[Extracted records]
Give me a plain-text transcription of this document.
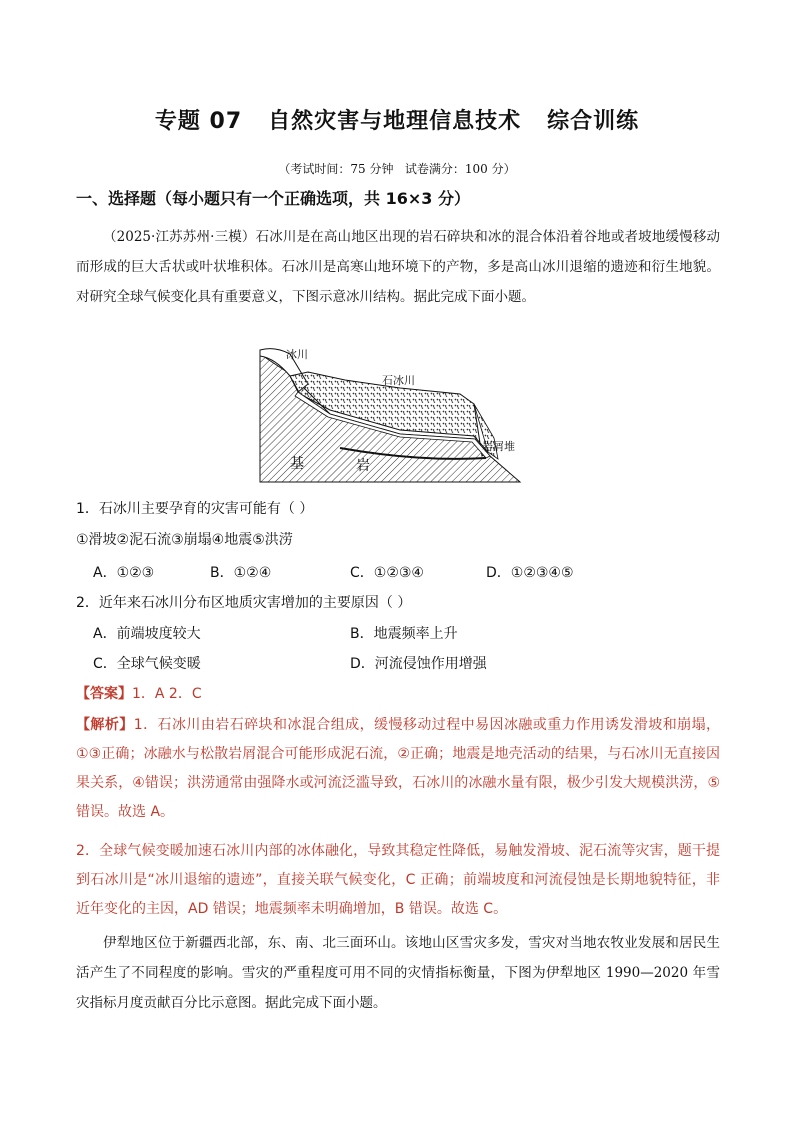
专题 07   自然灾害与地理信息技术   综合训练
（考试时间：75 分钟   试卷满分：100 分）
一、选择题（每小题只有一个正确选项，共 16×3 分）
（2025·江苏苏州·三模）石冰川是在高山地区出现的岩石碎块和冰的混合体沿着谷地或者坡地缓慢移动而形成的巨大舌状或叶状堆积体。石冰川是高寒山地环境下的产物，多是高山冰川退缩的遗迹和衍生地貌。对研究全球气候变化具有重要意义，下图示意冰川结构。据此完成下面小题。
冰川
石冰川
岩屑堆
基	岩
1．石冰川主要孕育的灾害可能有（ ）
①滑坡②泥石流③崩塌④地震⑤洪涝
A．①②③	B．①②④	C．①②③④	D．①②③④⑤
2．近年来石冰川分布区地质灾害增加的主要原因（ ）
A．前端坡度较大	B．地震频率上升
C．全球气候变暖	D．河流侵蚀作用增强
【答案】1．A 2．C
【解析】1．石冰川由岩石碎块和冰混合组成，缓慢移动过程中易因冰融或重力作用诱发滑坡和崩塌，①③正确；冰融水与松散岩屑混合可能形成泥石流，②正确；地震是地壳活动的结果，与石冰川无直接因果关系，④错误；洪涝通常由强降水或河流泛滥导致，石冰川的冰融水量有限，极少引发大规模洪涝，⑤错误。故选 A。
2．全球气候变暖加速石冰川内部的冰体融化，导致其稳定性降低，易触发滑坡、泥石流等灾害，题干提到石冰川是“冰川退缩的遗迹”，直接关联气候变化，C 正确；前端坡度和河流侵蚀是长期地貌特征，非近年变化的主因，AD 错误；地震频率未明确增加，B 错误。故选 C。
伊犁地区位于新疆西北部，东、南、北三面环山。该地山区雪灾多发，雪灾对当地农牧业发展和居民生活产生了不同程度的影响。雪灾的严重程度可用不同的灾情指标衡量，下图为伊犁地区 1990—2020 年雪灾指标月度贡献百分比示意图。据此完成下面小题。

▶ [THE EXERCISE]
Transcribe all entries above exactly. Drop the pictures.

▶ [SOLUTION]
Give me a plain-text transcription of this document.
专题 07   自然灾害与地理信息技术   综合训练
（考试时间：75 分钟   试卷满分：100 分）
一、选择题（每小题只有一个正确选项，共 16×3 分）
（2025·江苏苏州·三模）石冰川是在高山地区出现的岩石碎块和冰的混合体沿着谷地或者坡地缓慢移动而形成的巨大舌状或叶状堆积体。石冰川是高寒山地环境下的产物，多是高山冰川退缩的遗迹和衍生地貌。对研究全球气候变化具有重要意义，下图示意冰川结构。据此完成下面小题。
冰川
石冰川
岩屑堆
基	岩
1．石冰川主要孕育的灾害可能有（ ）
①滑坡②泥石流③崩塌④地震⑤洪涝
A．①②③	B．①②④	C．①②③④	D．①②③④⑤
2．近年来石冰川分布区地质灾害增加的主要原因（ ）
A．前端坡度较大	B．地震频率上升
C．全球气候变暖	D．河流侵蚀作用增强
【答案】1．A 2．C
【解析】1．石冰川由岩石碎块和冰混合组成，缓慢移动过程中易因冰融或重力作用诱发滑坡和崩塌，①③正确；冰融水与松散岩屑混合可能形成泥石流，②正确；地震是地壳活动的结果，与石冰川无直接因果关系，④错误；洪涝通常由强降水或河流泛滥导致，石冰川的冰融水量有限，极少引发大规模洪涝，⑤错误。故选 A。
2．全球气候变暖加速石冰川内部的冰体融化，导致其稳定性降低，易触发滑坡、泥石流等灾害，题干提到石冰川是“冰川退缩的遗迹”，直接关联气候变化，C 正确；前端坡度和河流侵蚀是长期地貌特征，非近年变化的主因，AD 错误；地震频率未明确增加，B 错误。故选 C。
伊犁地区位于新疆西北部，东、南、北三面环山。该地山区雪灾多发，雪灾对当地农牧业发展和居民生活产生了不同程度的影响。雪灾的严重程度可用不同的灾情指标衡量，下图为伊犁地区 1990—2020 年雪灾指标月度贡献百分比示意图。据此完成下面小题。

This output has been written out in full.